'''
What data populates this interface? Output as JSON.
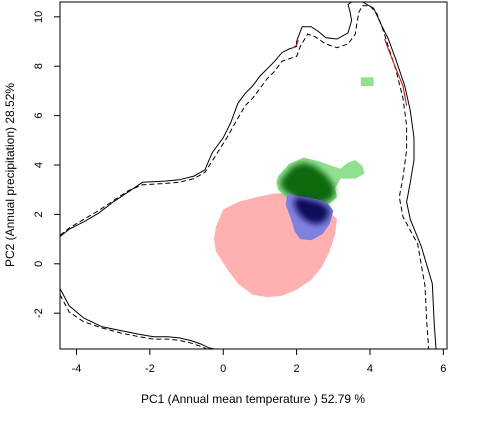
{
  "chart_data": {
    "type": "scatter",
    "title": "",
    "xlabel": "PC1 (Annual mean temperature ) 52.79 %",
    "ylabel": "PC2 (Annual precipitation) 28.52%",
    "xlim": [
      -4.45,
      6.1
    ],
    "ylim": [
      -3.45,
      10.6
    ],
    "x_ticks": [
      -4,
      -2,
      0,
      2,
      4,
      6
    ],
    "y_ticks": [
      -2,
      0,
      2,
      4,
      6,
      8,
      10
    ],
    "grid": false,
    "legend": "none",
    "colors": {
      "red_region": "#ffb0b0",
      "green_region": "#90e090",
      "green_dense": "#0a6a0a",
      "blue_region": "#8080e0",
      "blue_dense": "#10105a",
      "solid_boundary": "#000000",
      "dashed_boundary": "#000000",
      "red_boundary": "#c02020"
    },
    "regions": [
      {
        "color": "red",
        "x": [
          -0.2,
          0.0,
          0.4,
          0.9,
          1.4,
          1.8,
          2.3,
          2.8,
          3.1,
          3.05,
          2.9,
          2.7,
          2.4,
          2.0,
          1.6,
          1.2,
          0.8,
          0.4,
          0.1,
          -0.2,
          -0.25
        ],
        "y": [
          1.5,
          2.2,
          2.5,
          2.7,
          2.85,
          2.85,
          2.55,
          2.25,
          1.8,
          1.2,
          0.5,
          -0.1,
          -0.65,
          -1.05,
          -1.3,
          -1.35,
          -1.25,
          -0.8,
          -0.2,
          0.5,
          1.0
        ]
      },
      {
        "color": "green",
        "x": [
          1.5,
          1.8,
          2.2,
          2.6,
          3.0,
          3.2,
          3.4,
          3.6,
          3.8,
          3.85,
          3.6,
          3.2,
          3.05,
          3.1,
          2.9,
          2.5,
          2.1,
          1.7,
          1.5,
          1.45
        ],
        "y": [
          3.55,
          4.05,
          4.3,
          4.15,
          3.95,
          3.85,
          4.1,
          4.2,
          3.95,
          3.65,
          3.45,
          3.45,
          3.05,
          2.7,
          2.45,
          2.35,
          2.5,
          2.7,
          3.0,
          3.3
        ]
      },
      {
        "color": "green",
        "x": [
          3.75,
          4.1,
          4.1,
          3.75
        ],
        "y": [
          7.2,
          7.2,
          7.55,
          7.55
        ]
      },
      {
        "color": "green_dense",
        "x": [
          1.6,
          1.9,
          2.2,
          2.5,
          2.8,
          3.0,
          3.05,
          2.9,
          2.6,
          2.3,
          2.0,
          1.7,
          1.55
        ],
        "y": [
          3.45,
          3.95,
          4.1,
          3.95,
          3.6,
          3.2,
          2.8,
          2.55,
          2.45,
          2.5,
          2.65,
          2.9,
          3.2
        ]
      },
      {
        "color": "blue",
        "x": [
          1.75,
          2.0,
          2.3,
          2.6,
          2.85,
          3.0,
          2.9,
          2.7,
          2.4,
          2.1,
          1.95,
          1.85,
          1.7
        ],
        "y": [
          2.85,
          2.75,
          2.7,
          2.6,
          2.45,
          2.15,
          1.6,
          1.2,
          0.95,
          1.0,
          1.3,
          1.8,
          2.4
        ]
      },
      {
        "color": "blue_dense",
        "x": [
          1.95,
          2.2,
          2.5,
          2.75,
          2.9,
          2.8,
          2.55,
          2.3,
          2.1,
          1.95
        ],
        "y": [
          2.7,
          2.65,
          2.55,
          2.4,
          2.15,
          1.75,
          1.6,
          1.7,
          1.95,
          2.3
        ]
      }
    ],
    "boundaries": [
      {
        "style": "solid",
        "x": [
          -4.45,
          -4.2,
          -3.8,
          -3.4,
          -3.0,
          -2.6,
          -2.2,
          -1.6,
          -1.2,
          -0.8,
          -0.5,
          -0.3,
          0.0,
          0.2,
          0.4,
          0.6,
          0.8,
          1.0,
          1.2,
          1.4,
          1.6,
          1.8,
          2.0,
          2.0,
          2.15,
          2.4,
          2.6,
          2.8,
          3.1,
          3.4,
          3.5,
          3.45,
          3.4,
          3.5,
          3.8,
          4.1,
          4.3,
          4.5,
          4.7,
          4.95,
          5.1,
          5.2,
          5.2,
          5.1,
          5.0,
          5.1,
          5.4,
          5.7,
          5.75,
          5.8
        ],
        "y": [
          1.1,
          1.4,
          1.7,
          2.05,
          2.5,
          2.9,
          3.3,
          3.35,
          3.4,
          3.55,
          3.8,
          4.5,
          5.1,
          5.7,
          6.5,
          6.9,
          7.2,
          7.6,
          7.9,
          8.2,
          8.55,
          8.7,
          8.8,
          9.0,
          9.6,
          9.6,
          9.4,
          9.15,
          9.1,
          9.35,
          9.85,
          10.25,
          10.5,
          10.6,
          10.6,
          10.35,
          9.7,
          9.1,
          8.3,
          7.2,
          6.2,
          5.1,
          4.2,
          3.3,
          2.5,
          1.8,
          0.7,
          -0.8,
          -2.4,
          -3.45
        ]
      },
      {
        "style": "dashed",
        "x": [
          -4.45,
          -4.2,
          -3.8,
          -3.4,
          -3.0,
          -2.6,
          -2.2,
          -1.6,
          -1.2,
          -0.8,
          -0.5,
          -0.2,
          0.1,
          0.4,
          0.6,
          0.8,
          1.0,
          1.2,
          1.4,
          1.6,
          1.8,
          2.0,
          2.1,
          2.3,
          2.5,
          2.8,
          3.1,
          3.4,
          3.6,
          3.65,
          3.7,
          3.8,
          4.0,
          4.2,
          4.35,
          4.5,
          4.7,
          4.9,
          5.0,
          5.0,
          4.9,
          4.8,
          4.9,
          5.3,
          5.5,
          5.55,
          5.6
        ],
        "y": [
          1.15,
          1.45,
          1.8,
          2.15,
          2.55,
          2.95,
          3.2,
          3.25,
          3.3,
          3.45,
          3.7,
          4.4,
          5.1,
          5.9,
          6.4,
          6.7,
          7.1,
          7.5,
          7.8,
          8.2,
          8.3,
          8.4,
          8.8,
          9.3,
          9.2,
          8.9,
          8.75,
          8.9,
          9.3,
          9.8,
          10.2,
          10.45,
          10.45,
          10.1,
          9.5,
          8.8,
          7.9,
          6.7,
          5.6,
          4.6,
          3.5,
          2.7,
          1.9,
          0.8,
          -0.9,
          -2.4,
          -3.45
        ]
      },
      {
        "style": "solid",
        "x": [
          -4.45,
          -4.2,
          -3.8,
          -3.3,
          -2.8,
          -2.3,
          -1.9,
          -1.5,
          -1.2,
          -0.9,
          -0.6,
          -0.4,
          -0.25
        ],
        "y": [
          -1.0,
          -1.7,
          -2.2,
          -2.55,
          -2.7,
          -2.85,
          -2.95,
          -2.95,
          -3.0,
          -3.1,
          -3.25,
          -3.4,
          -3.45
        ]
      },
      {
        "style": "dashed",
        "x": [
          -4.45,
          -4.2,
          -3.8,
          -3.3,
          -2.8,
          -2.3,
          -1.9,
          -1.5,
          -1.2,
          -0.9,
          -0.6,
          -0.45
        ],
        "y": [
          -1.25,
          -1.95,
          -2.35,
          -2.6,
          -2.8,
          -2.95,
          -3.05,
          -3.05,
          -3.1,
          -3.2,
          -3.35,
          -3.45
        ]
      },
      {
        "style": "red",
        "x": [
          4.4,
          4.6,
          4.9,
          5.0
        ],
        "y": [
          9.1,
          8.3,
          7.2,
          6.4
        ]
      },
      {
        "style": "red",
        "x": [
          1.85,
          2.0,
          2.05
        ],
        "y": [
          8.7,
          8.85,
          9.05
        ]
      }
    ]
  }
}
'''
Objective -
Transcribe all the records above word for word, without their images.

Written response -
What data populates this interface? Output as JSON.
{
  "chart_data": {
    "type": "scatter",
    "title": "",
    "xlabel": "PC1 (Annual mean temperature ) 52.79 %",
    "ylabel": "PC2 (Annual precipitation) 28.52%",
    "xlim": [
      -4.45,
      6.1
    ],
    "ylim": [
      -3.45,
      10.6
    ],
    "x_ticks": [
      -4,
      -2,
      0,
      2,
      4,
      6
    ],
    "y_ticks": [
      -2,
      0,
      2,
      4,
      6,
      8,
      10
    ],
    "grid": false,
    "legend": "none",
    "colors": {
      "red_region": "#ffb0b0",
      "green_region": "#90e090",
      "green_dense": "#0a6a0a",
      "blue_region": "#8080e0",
      "blue_dense": "#10105a",
      "solid_boundary": "#000000",
      "dashed_boundary": "#000000",
      "red_boundary": "#c02020"
    },
    "regions": [
      {
        "color": "red",
        "x": [
          -0.2,
          0.0,
          0.4,
          0.9,
          1.4,
          1.8,
          2.3,
          2.8,
          3.1,
          3.05,
          2.9,
          2.7,
          2.4,
          2.0,
          1.6,
          1.2,
          0.8,
          0.4,
          0.1,
          -0.2,
          -0.25
        ],
        "y": [
          1.5,
          2.2,
          2.5,
          2.7,
          2.85,
          2.85,
          2.55,
          2.25,
          1.8,
          1.2,
          0.5,
          -0.1,
          -0.65,
          -1.05,
          -1.3,
          -1.35,
          -1.25,
          -0.8,
          -0.2,
          0.5,
          1.0
        ]
      },
      {
        "color": "green",
        "x": [
          1.5,
          1.8,
          2.2,
          2.6,
          3.0,
          3.2,
          3.4,
          3.6,
          3.8,
          3.85,
          3.6,
          3.2,
          3.05,
          3.1,
          2.9,
          2.5,
          2.1,
          1.7,
          1.5,
          1.45
        ],
        "y": [
          3.55,
          4.05,
          4.3,
          4.15,
          3.95,
          3.85,
          4.1,
          4.2,
          3.95,
          3.65,
          3.45,
          3.45,
          3.05,
          2.7,
          2.45,
          2.35,
          2.5,
          2.7,
          3.0,
          3.3
        ]
      },
      {
        "color": "green",
        "x": [
          3.75,
          4.1,
          4.1,
          3.75
        ],
        "y": [
          7.2,
          7.2,
          7.55,
          7.55
        ]
      },
      {
        "color": "green_dense",
        "x": [
          1.6,
          1.9,
          2.2,
          2.5,
          2.8,
          3.0,
          3.05,
          2.9,
          2.6,
          2.3,
          2.0,
          1.7,
          1.55
        ],
        "y": [
          3.45,
          3.95,
          4.1,
          3.95,
          3.6,
          3.2,
          2.8,
          2.55,
          2.45,
          2.5,
          2.65,
          2.9,
          3.2
        ]
      },
      {
        "color": "blue",
        "x": [
          1.75,
          2.0,
          2.3,
          2.6,
          2.85,
          3.0,
          2.9,
          2.7,
          2.4,
          2.1,
          1.95,
          1.85,
          1.7
        ],
        "y": [
          2.85,
          2.75,
          2.7,
          2.6,
          2.45,
          2.15,
          1.6,
          1.2,
          0.95,
          1.0,
          1.3,
          1.8,
          2.4
        ]
      },
      {
        "color": "blue_dense",
        "x": [
          1.95,
          2.2,
          2.5,
          2.75,
          2.9,
          2.8,
          2.55,
          2.3,
          2.1,
          1.95
        ],
        "y": [
          2.7,
          2.65,
          2.55,
          2.4,
          2.15,
          1.75,
          1.6,
          1.7,
          1.95,
          2.3
        ]
      }
    ],
    "boundaries": [
      {
        "style": "solid",
        "x": [
          -4.45,
          -4.2,
          -3.8,
          -3.4,
          -3.0,
          -2.6,
          -2.2,
          -1.6,
          -1.2,
          -0.8,
          -0.5,
          -0.3,
          0.0,
          0.2,
          0.4,
          0.6,
          0.8,
          1.0,
          1.2,
          1.4,
          1.6,
          1.8,
          2.0,
          2.0,
          2.15,
          2.4,
          2.6,
          2.8,
          3.1,
          3.4,
          3.5,
          3.45,
          3.4,
          3.5,
          3.8,
          4.1,
          4.3,
          4.5,
          4.7,
          4.95,
          5.1,
          5.2,
          5.2,
          5.1,
          5.0,
          5.1,
          5.4,
          5.7,
          5.75,
          5.8
        ],
        "y": [
          1.1,
          1.4,
          1.7,
          2.05,
          2.5,
          2.9,
          3.3,
          3.35,
          3.4,
          3.55,
          3.8,
          4.5,
          5.1,
          5.7,
          6.5,
          6.9,
          7.2,
          7.6,
          7.9,
          8.2,
          8.55,
          8.7,
          8.8,
          9.0,
          9.6,
          9.6,
          9.4,
          9.15,
          9.1,
          9.35,
          9.85,
          10.25,
          10.5,
          10.6,
          10.6,
          10.35,
          9.7,
          9.1,
          8.3,
          7.2,
          6.2,
          5.1,
          4.2,
          3.3,
          2.5,
          1.8,
          0.7,
          -0.8,
          -2.4,
          -3.45
        ]
      },
      {
        "style": "dashed",
        "x": [
          -4.45,
          -4.2,
          -3.8,
          -3.4,
          -3.0,
          -2.6,
          -2.2,
          -1.6,
          -1.2,
          -0.8,
          -0.5,
          -0.2,
          0.1,
          0.4,
          0.6,
          0.8,
          1.0,
          1.2,
          1.4,
          1.6,
          1.8,
          2.0,
          2.1,
          2.3,
          2.5,
          2.8,
          3.1,
          3.4,
          3.6,
          3.65,
          3.7,
          3.8,
          4.0,
          4.2,
          4.35,
          4.5,
          4.7,
          4.9,
          5.0,
          5.0,
          4.9,
          4.8,
          4.9,
          5.3,
          5.5,
          5.55,
          5.6
        ],
        "y": [
          1.15,
          1.45,
          1.8,
          2.15,
          2.55,
          2.95,
          3.2,
          3.25,
          3.3,
          3.45,
          3.7,
          4.4,
          5.1,
          5.9,
          6.4,
          6.7,
          7.1,
          7.5,
          7.8,
          8.2,
          8.3,
          8.4,
          8.8,
          9.3,
          9.2,
          8.9,
          8.75,
          8.9,
          9.3,
          9.8,
          10.2,
          10.45,
          10.45,
          10.1,
          9.5,
          8.8,
          7.9,
          6.7,
          5.6,
          4.6,
          3.5,
          2.7,
          1.9,
          0.8,
          -0.9,
          -2.4,
          -3.45
        ]
      },
      {
        "style": "solid",
        "x": [
          -4.45,
          -4.2,
          -3.8,
          -3.3,
          -2.8,
          -2.3,
          -1.9,
          -1.5,
          -1.2,
          -0.9,
          -0.6,
          -0.4,
          -0.25
        ],
        "y": [
          -1.0,
          -1.7,
          -2.2,
          -2.55,
          -2.7,
          -2.85,
          -2.95,
          -2.95,
          -3.0,
          -3.1,
          -3.25,
          -3.4,
          -3.45
        ]
      },
      {
        "style": "dashed",
        "x": [
          -4.45,
          -4.2,
          -3.8,
          -3.3,
          -2.8,
          -2.3,
          -1.9,
          -1.5,
          -1.2,
          -0.9,
          -0.6,
          -0.45
        ],
        "y": [
          -1.25,
          -1.95,
          -2.35,
          -2.6,
          -2.8,
          -2.95,
          -3.05,
          -3.05,
          -3.1,
          -3.2,
          -3.35,
          -3.45
        ]
      },
      {
        "style": "red",
        "x": [
          4.4,
          4.6,
          4.9,
          5.0
        ],
        "y": [
          9.1,
          8.3,
          7.2,
          6.4
        ]
      },
      {
        "style": "red",
        "x": [
          1.85,
          2.0,
          2.05
        ],
        "y": [
          8.7,
          8.85,
          9.05
        ]
      }
    ]
  }
}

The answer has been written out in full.